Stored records
--- START ---
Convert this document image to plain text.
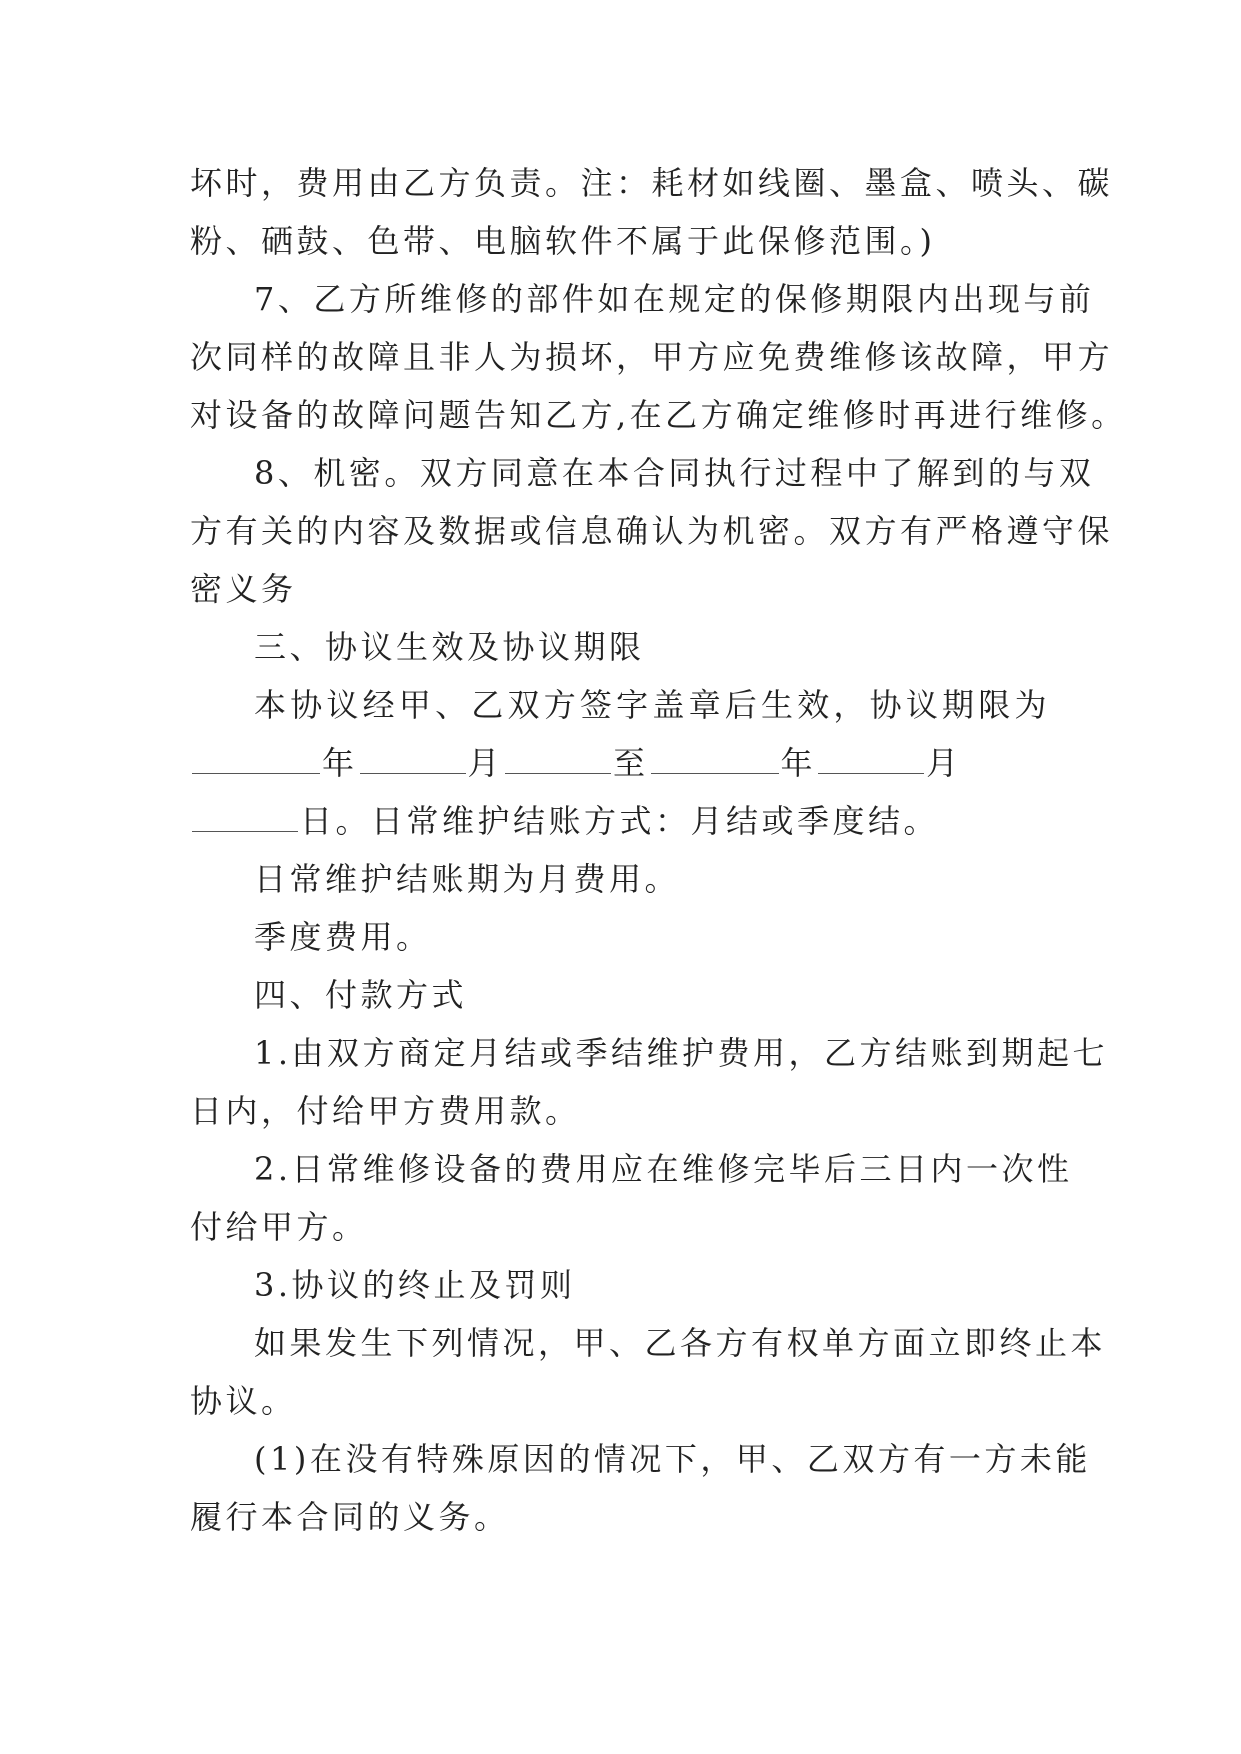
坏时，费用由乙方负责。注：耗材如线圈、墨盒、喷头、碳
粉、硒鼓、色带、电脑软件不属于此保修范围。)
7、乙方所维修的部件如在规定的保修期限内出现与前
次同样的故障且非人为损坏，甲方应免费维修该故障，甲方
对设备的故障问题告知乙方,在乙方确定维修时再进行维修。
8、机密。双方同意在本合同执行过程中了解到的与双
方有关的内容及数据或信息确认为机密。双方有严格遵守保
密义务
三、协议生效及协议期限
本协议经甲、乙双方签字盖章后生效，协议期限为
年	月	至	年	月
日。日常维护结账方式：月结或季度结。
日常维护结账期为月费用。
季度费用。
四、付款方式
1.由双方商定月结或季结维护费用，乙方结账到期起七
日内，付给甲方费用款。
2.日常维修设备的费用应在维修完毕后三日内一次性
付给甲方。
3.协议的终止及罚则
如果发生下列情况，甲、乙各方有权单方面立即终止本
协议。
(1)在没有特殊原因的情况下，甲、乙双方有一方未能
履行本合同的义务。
--- END ---
--- START ---
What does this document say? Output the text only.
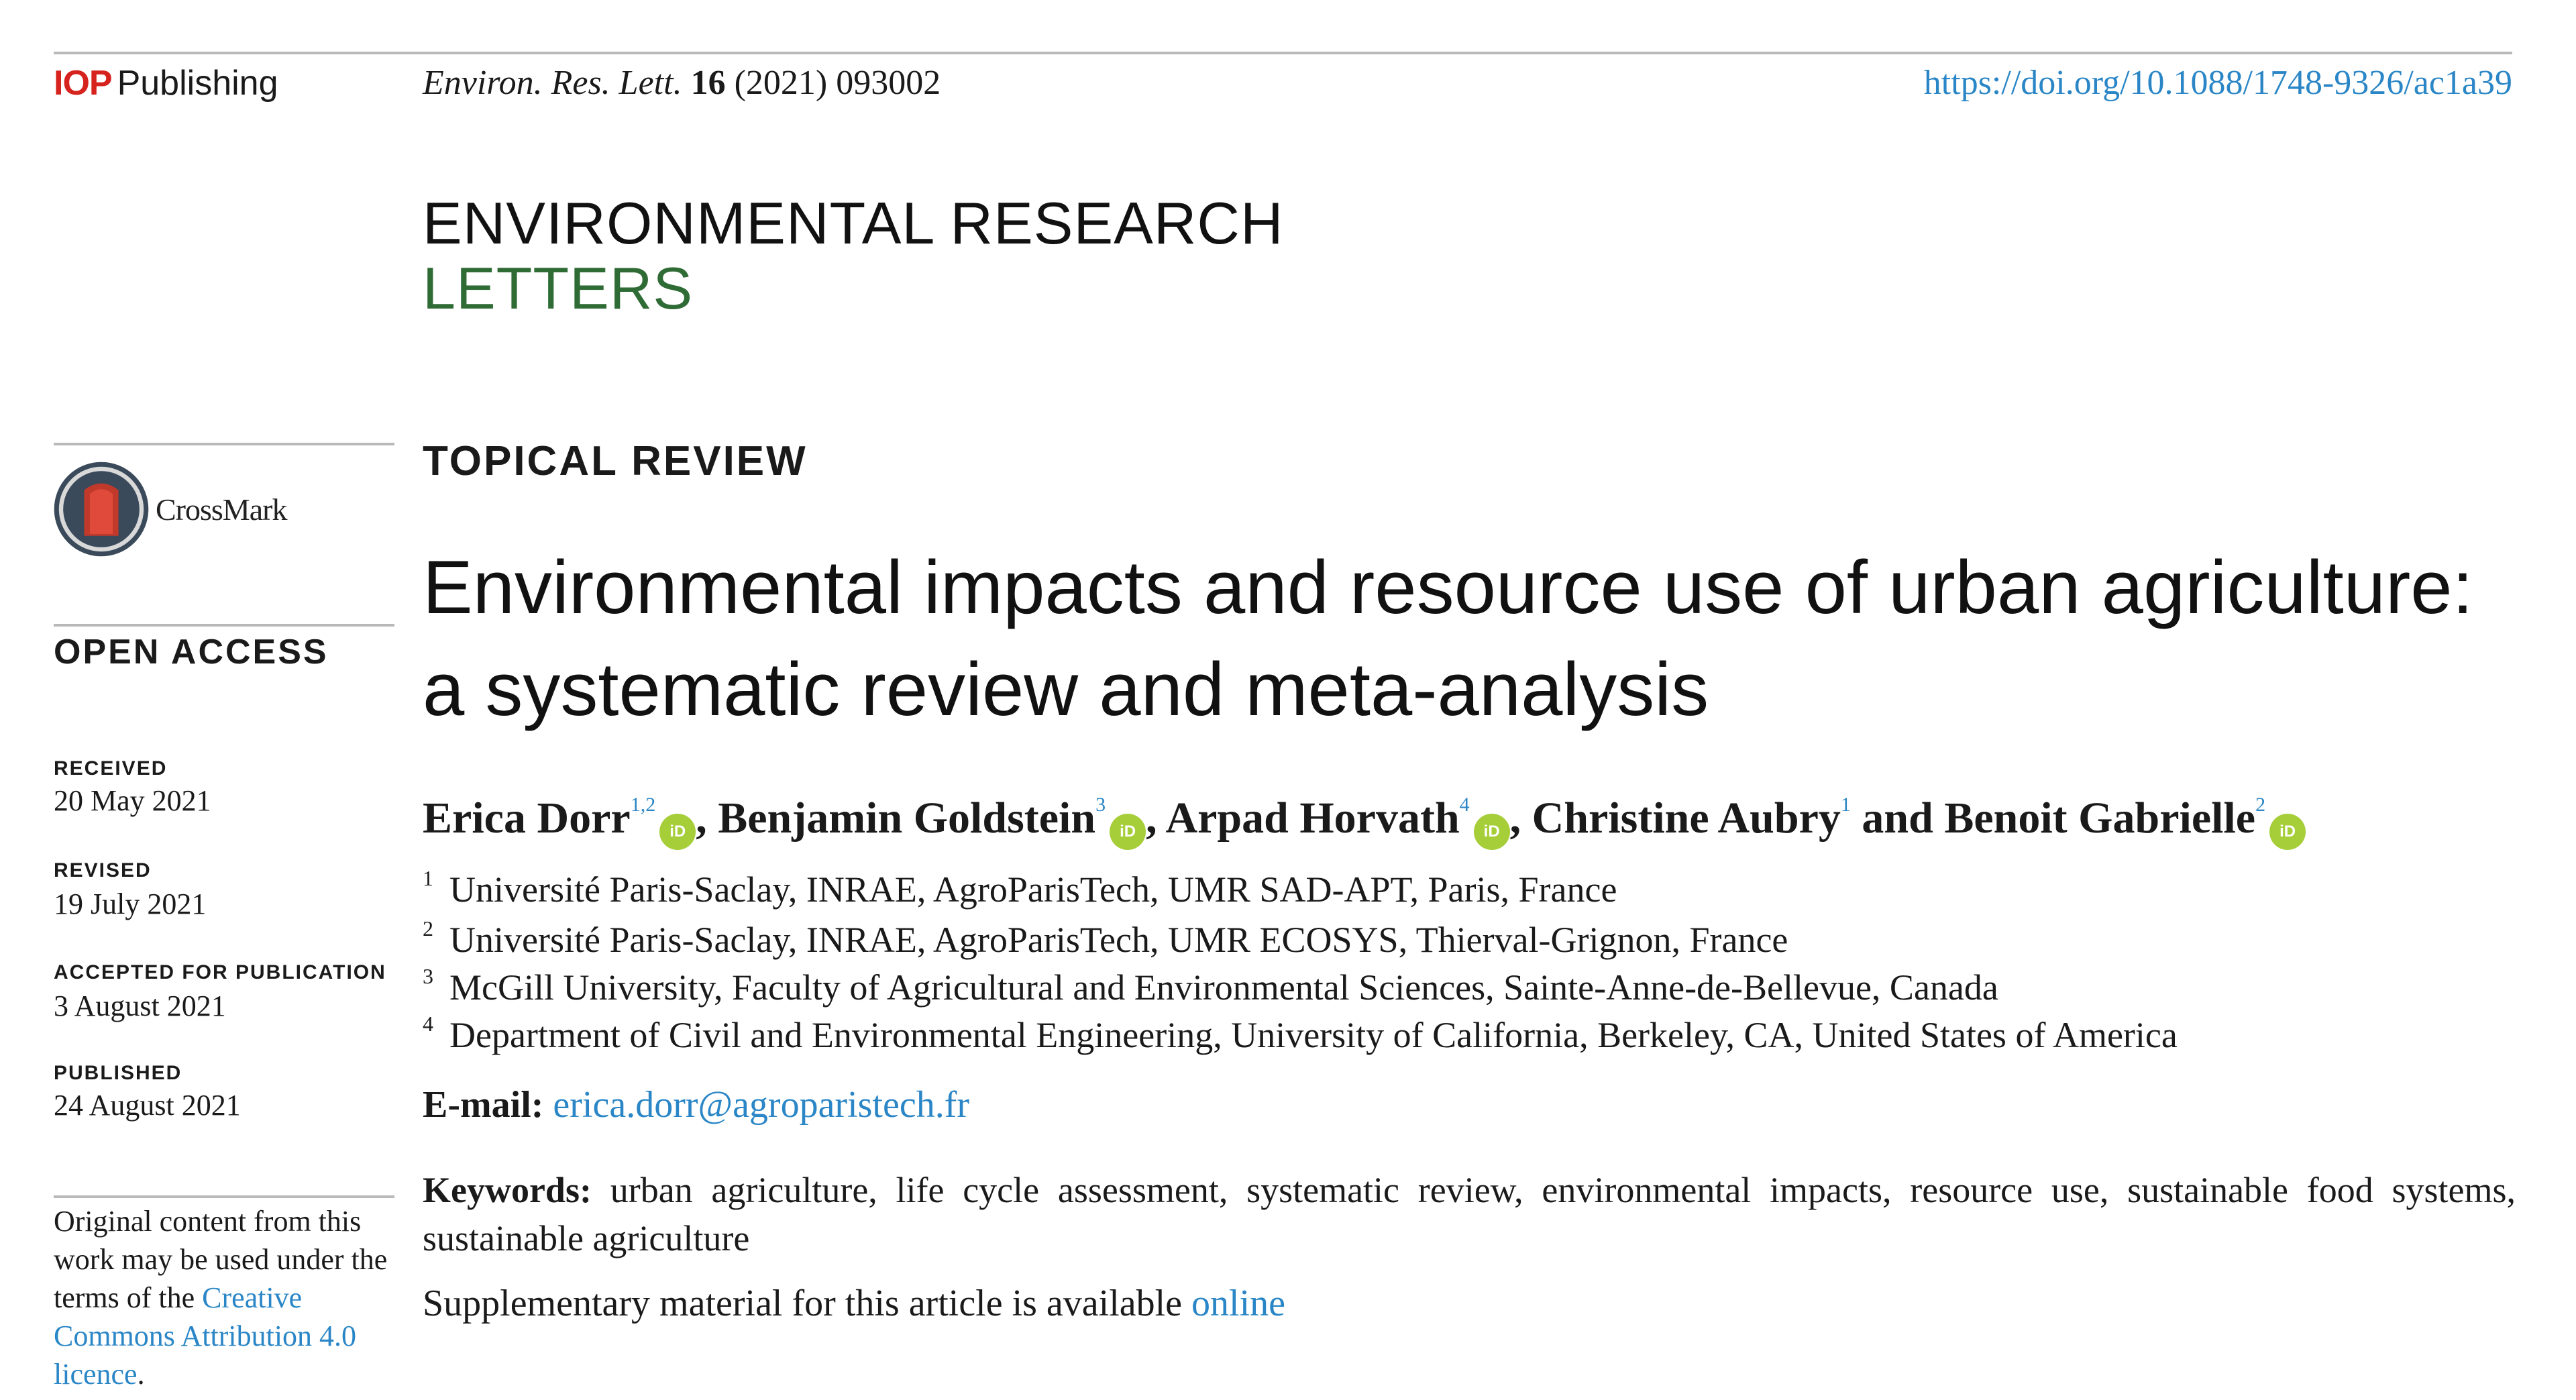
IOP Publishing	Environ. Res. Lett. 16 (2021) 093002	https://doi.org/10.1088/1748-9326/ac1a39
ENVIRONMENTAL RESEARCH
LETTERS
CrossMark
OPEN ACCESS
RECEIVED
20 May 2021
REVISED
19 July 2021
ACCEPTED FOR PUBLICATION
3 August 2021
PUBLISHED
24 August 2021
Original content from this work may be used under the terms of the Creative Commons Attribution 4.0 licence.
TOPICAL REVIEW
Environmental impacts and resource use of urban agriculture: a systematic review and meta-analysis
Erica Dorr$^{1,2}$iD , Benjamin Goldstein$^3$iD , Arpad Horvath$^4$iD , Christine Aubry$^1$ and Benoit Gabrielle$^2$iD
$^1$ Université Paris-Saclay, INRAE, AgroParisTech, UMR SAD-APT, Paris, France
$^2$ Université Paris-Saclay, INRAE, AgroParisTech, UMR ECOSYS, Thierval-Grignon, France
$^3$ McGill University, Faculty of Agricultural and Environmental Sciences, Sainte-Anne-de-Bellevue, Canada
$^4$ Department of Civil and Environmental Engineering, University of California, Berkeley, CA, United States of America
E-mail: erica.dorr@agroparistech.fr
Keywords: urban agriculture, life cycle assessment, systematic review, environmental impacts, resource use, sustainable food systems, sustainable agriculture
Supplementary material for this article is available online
--- END ---
▶ [Task objective] Provide only the count of lines in the material above that hold the word "France".

▶ [Full response] 2